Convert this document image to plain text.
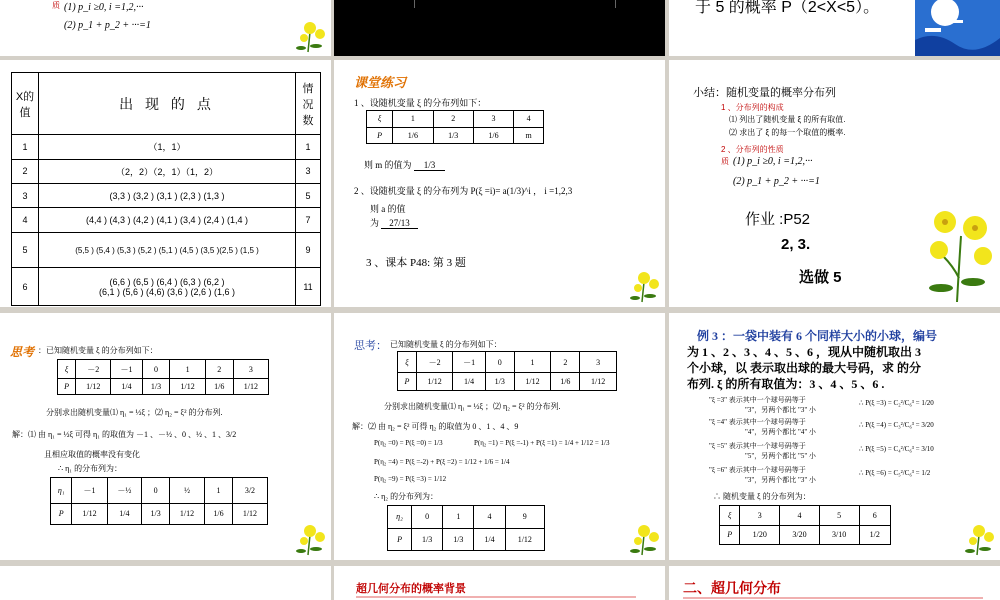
质 (1) p_i ≥0, i =1,2,···
(2) p_1 + p_2 + ···=1
于 5 的概率 P（2<X<5）。
X的值	出 现 的 点	情况数
1	（1，1）	1
2	（2，2）（2，1）（1，2）	3
3	(3,3 ) (3,2 ) (3,1 ) (2,3 ) (1,3 )	5
4	(4,4 ) (4,3 ) (4,2 ) (4,1 ) (3,4 ) (2,4 ) (1,4 )	7
5	(5,5 ) (5,4 ) (5,3 ) (5,2 ) (5,1 ) (4,5 ) (3,5 )(2,5 ) (1,5 )	9
6	(6,6 ) (6,5 ) (6,4 ) (6,3 ) (6,2 )
(6,1 ) (5,6 ) (4,6) (3,6 ) (2,6 ) (1,6 )	11
课堂练习
1 、设随机变量 ξ 的分布列如下：
ξ	1	2	3	4
P	1/6	1/3	1/6	m
则 m 的值为 1/3
2 、设随机变量 ξ 的分布列为 P(ξ =i)= a(1/3)^i ， i =1,2,3
则 a 的值
为 27/13
3 、课本 P48: 第 3 题
小结：随机变量的概率分布列
1 、分布列的构成
⑴ 列出了随机变量 ξ 的所有取值.
⑵ 求出了 ξ 的每一个取值的概率.
2 、分布列的性质
质 (1) p_i ≥0, i =1,2,···
(2) p_1 + p_2 + ···=1
作业 :P52
2, 3.
选做 5
思考 ：已知随机变量 ξ 的分布列如下：
ξ	－2	－1	0	1	2	3
P	1/12	1/4	1/3	1/12	1/6	1/12
分别求出随机变量⑴ η₁ = ½ξ ；⑵ η₂ = ξ² 的分布列.
解：⑴ 由 η₁ = ½ξ 可得 η₁ 的取值为 －1 、－½ 、0 、½ 、1 、3/2
且相应取值的概率没有变化
∴ η₁ 的分布列为：
η₁	－1	－½	0	½	1	3/2
P	1/12	1/4	1/3	1/12	1/6	1/12
思考： 已知随机变量 ξ 的分布列如下：
ξ	－2	－1	0	1	2	3
P	1/12	1/4	1/3	1/12	1/6	1/12
分别求出随机变量⑴ η₁ = ½ξ ；⑵ η₂ = ξ² 的分布列.
解：⑵ 由 η₂ = ξ² 可得 η₂ 的取值为 0 、1 、4 、9
P(η₂ =0) = P(ξ =0) = 1/3	P(η₂ =1) = P(ξ =-1) + P(ξ =1) = 1/4 + 1/12 = 1/3
P(η₂ =4) = P(ξ =-2) + P(ξ =2) = 1/12 + 1/6 = 1/4
P(η₂ =9) = P(ξ =3) = 1/12
∴ η₂ 的分布列为：
η₂	0	1	4	9
P	1/3	1/3	1/4	1/12
例 3 ：一袋中装有 6 个同样大小的小球，编号
为 1 、2 、3 、4 、5 、6 ，现从中随机取出 3
个小球，以 表示取出球的最大号码，求 的分
布列. ξ 的所有取值为：3 、4 、5 、6 .
"ξ =3" 表示其中一个球号码等于
"3"，另两个都比 "3" 小
∴ P(ξ =3) = C₂²/C₆³ = 1/20
"ξ =4" 表示其中一个球号码等于
"4"，另两个都比 "4" 小
∴ P(ξ =4) = C₃²/C₆³ = 3/20
"ξ =5" 表示其中一个球号码等于
"5"，另两个都比 "5" 小
∴ P(ξ =5) = C₄²/C₆³ = 3/10
"ξ =6" 表示其中一个球号码等于
"3"，另两个都比 "3" 小
∴ P(ξ =6) = C₅²/C₆³ = 1/2
∴ 随机变量 ξ 的分布列为：
ξ	3	4	5	6
P	1/20	3/20	3/10	1/2
超几何分布的概率背景	二、超几何分布
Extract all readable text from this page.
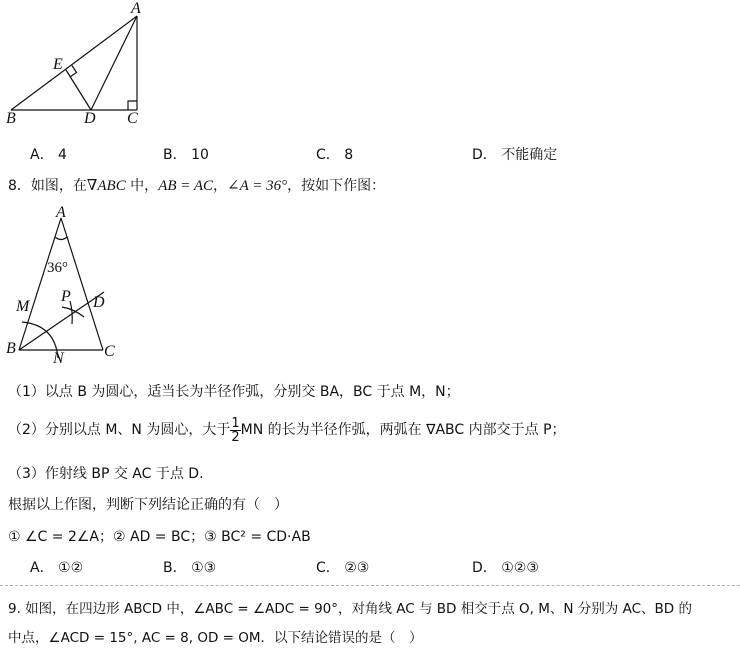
A
E
B	D C
A． 4	B． 10	C． 8	D． 不能确定
8．如图，在∇ABC 中，AB = AC，∠A = 36°，按如下作图：
A
36°
P D
M
B
N	C
（1）以点 B 为圆心，适当长为半径作弧，分别交 BA，BC 于点 M，N；
（2）分别以点 M、N 为圆心，大于 $\frac{1}{2}$ MN 的长为半径作弧，两弧在 ∇ABC 内部交于点 P；
（3）作射线 BP 交 AC 于点 D.
根据以上作图，判断下列结论正确的有（　）
① ∠C = 2∠A；② AD = BC；③ BC² = CD⋅AB
A． ①②	B． ①③	C． ②③	D． ①②③
9. 如图，在四边形 ABCD 中，∠ABC = ∠ADC = 90°，对角线 AC 与 BD 相交于点 O, M、N 分别为 AC、BD 的
中点，∠ACD = 15°, AC = 8, OD = OM．以下结论错误的是（　）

● **Task details**:
Repeat the records word for word. Any picture in them should be left out.

● **Exercise solution**:
Convert this document image to plain text.
质 (1) p_i ≥0, i =1,2,···
(2) p_1 + p_2 + ···=1
于 5 的概率 P（2<X<5）。
X的值	出 现 的 点	情况数
1	（1，1）	1
2	（2，2）（2，1）（1，2）	3
3	(3,3 ) (3,2 ) (3,1 ) (2,3 ) (1,3 )	5
4	(4,4 ) (4,3 ) (4,2 ) (4,1 ) (3,4 ) (2,4 ) (1,4 )	7
5	(5,5 ) (5,4 ) (5,3 ) (5,2 ) (5,1 ) (4,5 ) (3,5 )(2,5 ) (1,5 )	9
6	(6,6 ) (6,5 ) (6,4 ) (6,3 ) (6,2 )
(6,1 ) (5,6 ) (4,6) (3,6 ) (2,6 ) (1,6 )	11
课堂练习
1 、设随机变量 ξ 的分布列如下：
ξ	1	2	3	4
P	1/6	1/3	1/6	m
则 m 的值为 1/3
2 、设随机变量 ξ 的分布列为 P(ξ =i)= a(1/3)^i ， i =1,2,3
则 a 的值
为 27/13
3 、课本 P48: 第 3 题
小结：随机变量的概率分布列
1 、分布列的构成
⑴ 列出了随机变量 ξ 的所有取值.
⑵ 求出了 ξ 的每一个取值的概率.
2 、分布列的性质
质 (1) p_i ≥0, i =1,2,···
(2) p_1 + p_2 + ···=1
作业 :P52
2, 3.
选做 5
思考 ：已知随机变量 ξ 的分布列如下：
ξ	－2	－1	0	1	2	3
P	1/12	1/4	1/3	1/12	1/6	1/12
分别求出随机变量⑴ η₁ = ½ξ ；⑵ η₂ = ξ² 的分布列.
解：⑴ 由 η₁ = ½ξ 可得 η₁ 的取值为 －1 、－½ 、0 、½ 、1 、3/2
且相应取值的概率没有变化
∴ η₁ 的分布列为：
η₁	－1	－½	0	½	1	3/2
P	1/12	1/4	1/3	1/12	1/6	1/12
思考： 已知随机变量 ξ 的分布列如下：
ξ	－2	－1	0	1	2	3
P	1/12	1/4	1/3	1/12	1/6	1/12
分别求出随机变量⑴ η₁ = ½ξ ；⑵ η₂ = ξ² 的分布列.
解：⑵ 由 η₂ = ξ² 可得 η₂ 的取值为 0 、1 、4 、9
P(η₂ =0) = P(ξ =0) = 1/3	P(η₂ =1) = P(ξ =-1) + P(ξ =1) = 1/4 + 1/12 = 1/3
P(η₂ =4) = P(ξ =-2) + P(ξ =2) = 1/12 + 1/6 = 1/4
P(η₂ =9) = P(ξ =3) = 1/12
∴ η₂ 的分布列为：
η₂	0	1	4	9
P	1/3	1/3	1/4	1/12
例 3 ：一袋中装有 6 个同样大小的小球，编号
为 1 、2 、3 、4 、5 、6 ，现从中随机取出 3
个小球，以 表示取出球的最大号码，求 的分
布列. ξ 的所有取值为：3 、4 、5 、6 .
"ξ =3" 表示其中一个球号码等于
"3"，另两个都比 "3" 小
∴ P(ξ =3) = C₂²/C₆³ = 1/20
"ξ =4" 表示其中一个球号码等于
"4"，另两个都比 "4" 小
∴ P(ξ =4) = C₃²/C₆³ = 3/20
"ξ =5" 表示其中一个球号码等于
"5"，另两个都比 "5" 小
∴ P(ξ =5) = C₄²/C₆³ = 3/10
"ξ =6" 表示其中一个球号码等于
"3"，另两个都比 "3" 小
∴ P(ξ =6) = C₅²/C₆³ = 1/2
∴ 随机变量 ξ 的分布列为：
ξ	3	4	5	6
P	1/20	3/20	3/10	1/2
超几何分布的概率背景	二、超几何分布
Extract all readable text from this page.
A
E
B	D C
A． 4	B． 10	C． 8	D． 不能确定
8．如图，在∇ABC 中，AB = AC，∠A = 36°，按如下作图：
A
36°
P D
M
B
N	C
（1）以点 B 为圆心，适当长为半径作弧，分别交 BA，BC 于点 M，N；
（2）分别以点 M、N 为圆心，大于 $\frac{1}{2}$ MN 的长为半径作弧，两弧在 ∇ABC 内部交于点 P；
（3）作射线 BP 交 AC 于点 D.
根据以上作图，判断下列结论正确的有（　）
① ∠C = 2∠A；② AD = BC；③ BC² = CD⋅AB
A． ①②	B． ①③	C． ②③	D． ①②③
9. 如图，在四边形 ABCD 中，∠ABC = ∠ADC = 90°，对角线 AC 与 BD 相交于点 O, M、N 分别为 AC、BD 的
中点，∠ACD = 15°, AC = 8, OD = OM．以下结论错误的是（　）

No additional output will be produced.